▸ **Task input**:
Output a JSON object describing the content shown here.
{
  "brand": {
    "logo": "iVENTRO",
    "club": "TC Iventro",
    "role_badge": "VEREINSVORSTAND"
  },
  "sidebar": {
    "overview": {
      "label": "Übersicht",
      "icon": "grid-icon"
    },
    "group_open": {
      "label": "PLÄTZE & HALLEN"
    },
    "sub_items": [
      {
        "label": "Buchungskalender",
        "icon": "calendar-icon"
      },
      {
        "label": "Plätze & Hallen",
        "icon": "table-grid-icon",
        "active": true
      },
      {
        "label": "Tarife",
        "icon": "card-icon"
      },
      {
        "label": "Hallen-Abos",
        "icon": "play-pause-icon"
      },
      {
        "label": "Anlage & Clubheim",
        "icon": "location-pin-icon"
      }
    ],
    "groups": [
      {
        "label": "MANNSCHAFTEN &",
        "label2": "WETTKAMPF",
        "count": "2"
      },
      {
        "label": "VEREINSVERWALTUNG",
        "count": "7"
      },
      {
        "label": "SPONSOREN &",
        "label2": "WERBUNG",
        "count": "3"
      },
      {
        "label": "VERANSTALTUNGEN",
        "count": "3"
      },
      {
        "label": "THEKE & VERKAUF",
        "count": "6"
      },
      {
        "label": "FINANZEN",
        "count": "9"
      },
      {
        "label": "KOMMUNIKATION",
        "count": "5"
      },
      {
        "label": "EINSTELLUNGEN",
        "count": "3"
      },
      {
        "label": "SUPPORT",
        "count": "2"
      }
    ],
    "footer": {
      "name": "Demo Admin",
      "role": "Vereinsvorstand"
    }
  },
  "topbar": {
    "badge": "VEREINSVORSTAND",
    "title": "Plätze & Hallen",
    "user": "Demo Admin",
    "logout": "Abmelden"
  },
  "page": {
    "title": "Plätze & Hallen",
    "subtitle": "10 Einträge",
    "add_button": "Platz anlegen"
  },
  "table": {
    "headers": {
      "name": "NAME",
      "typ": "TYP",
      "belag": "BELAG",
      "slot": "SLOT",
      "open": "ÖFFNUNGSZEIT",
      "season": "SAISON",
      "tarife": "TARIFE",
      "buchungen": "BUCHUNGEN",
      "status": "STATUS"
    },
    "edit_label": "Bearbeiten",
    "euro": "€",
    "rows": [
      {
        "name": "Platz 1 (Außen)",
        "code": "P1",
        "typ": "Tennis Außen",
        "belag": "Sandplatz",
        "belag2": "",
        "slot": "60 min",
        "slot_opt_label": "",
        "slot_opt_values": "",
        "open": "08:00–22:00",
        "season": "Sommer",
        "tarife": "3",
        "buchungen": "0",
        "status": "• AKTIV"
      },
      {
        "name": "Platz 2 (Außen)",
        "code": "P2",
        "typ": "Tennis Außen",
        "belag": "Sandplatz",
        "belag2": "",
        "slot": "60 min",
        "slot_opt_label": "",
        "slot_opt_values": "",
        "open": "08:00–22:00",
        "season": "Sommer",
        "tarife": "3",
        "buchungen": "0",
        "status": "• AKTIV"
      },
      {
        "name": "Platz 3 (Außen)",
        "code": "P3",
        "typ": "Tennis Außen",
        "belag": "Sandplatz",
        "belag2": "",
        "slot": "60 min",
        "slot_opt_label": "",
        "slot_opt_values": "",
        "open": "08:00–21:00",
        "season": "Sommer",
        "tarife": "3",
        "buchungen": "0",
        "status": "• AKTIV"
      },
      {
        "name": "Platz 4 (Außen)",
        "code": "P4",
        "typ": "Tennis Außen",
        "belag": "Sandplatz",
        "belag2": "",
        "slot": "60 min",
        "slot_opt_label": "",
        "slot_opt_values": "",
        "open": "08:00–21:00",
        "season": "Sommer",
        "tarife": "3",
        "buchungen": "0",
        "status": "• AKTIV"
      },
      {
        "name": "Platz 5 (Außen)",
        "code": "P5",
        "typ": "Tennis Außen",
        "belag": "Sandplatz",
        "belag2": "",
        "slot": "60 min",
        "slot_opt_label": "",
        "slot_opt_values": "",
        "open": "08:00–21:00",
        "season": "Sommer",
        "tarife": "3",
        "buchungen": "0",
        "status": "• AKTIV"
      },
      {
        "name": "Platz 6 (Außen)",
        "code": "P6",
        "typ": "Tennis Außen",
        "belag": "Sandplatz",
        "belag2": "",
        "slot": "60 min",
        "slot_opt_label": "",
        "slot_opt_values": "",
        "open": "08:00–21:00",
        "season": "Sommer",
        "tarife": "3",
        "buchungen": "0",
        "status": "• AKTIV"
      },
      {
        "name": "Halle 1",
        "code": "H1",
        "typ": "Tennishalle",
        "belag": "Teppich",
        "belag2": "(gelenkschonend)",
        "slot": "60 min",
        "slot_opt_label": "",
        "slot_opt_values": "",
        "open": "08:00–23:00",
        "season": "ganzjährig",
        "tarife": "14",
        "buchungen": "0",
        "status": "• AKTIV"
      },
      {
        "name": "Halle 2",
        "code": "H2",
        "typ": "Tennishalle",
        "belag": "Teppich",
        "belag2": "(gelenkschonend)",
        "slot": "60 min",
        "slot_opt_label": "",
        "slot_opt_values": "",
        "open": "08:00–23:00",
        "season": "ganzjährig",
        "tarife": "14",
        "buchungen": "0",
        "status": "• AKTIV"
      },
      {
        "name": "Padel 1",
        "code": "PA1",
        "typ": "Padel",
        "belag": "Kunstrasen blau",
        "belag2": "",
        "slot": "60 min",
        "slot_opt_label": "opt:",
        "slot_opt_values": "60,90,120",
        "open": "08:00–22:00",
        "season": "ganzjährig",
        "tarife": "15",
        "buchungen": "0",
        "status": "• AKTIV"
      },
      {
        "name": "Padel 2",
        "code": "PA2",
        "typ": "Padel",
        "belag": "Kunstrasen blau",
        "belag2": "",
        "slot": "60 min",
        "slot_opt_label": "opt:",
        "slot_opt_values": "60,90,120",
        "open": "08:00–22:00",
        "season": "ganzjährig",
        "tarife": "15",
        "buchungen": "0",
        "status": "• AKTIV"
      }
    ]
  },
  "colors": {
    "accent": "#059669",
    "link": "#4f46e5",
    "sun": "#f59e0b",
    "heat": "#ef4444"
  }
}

▸ **What is being asked**: Your answer should be a single number: how many lines of the material contain the word "icon".

▸ **Solution to this task**: 6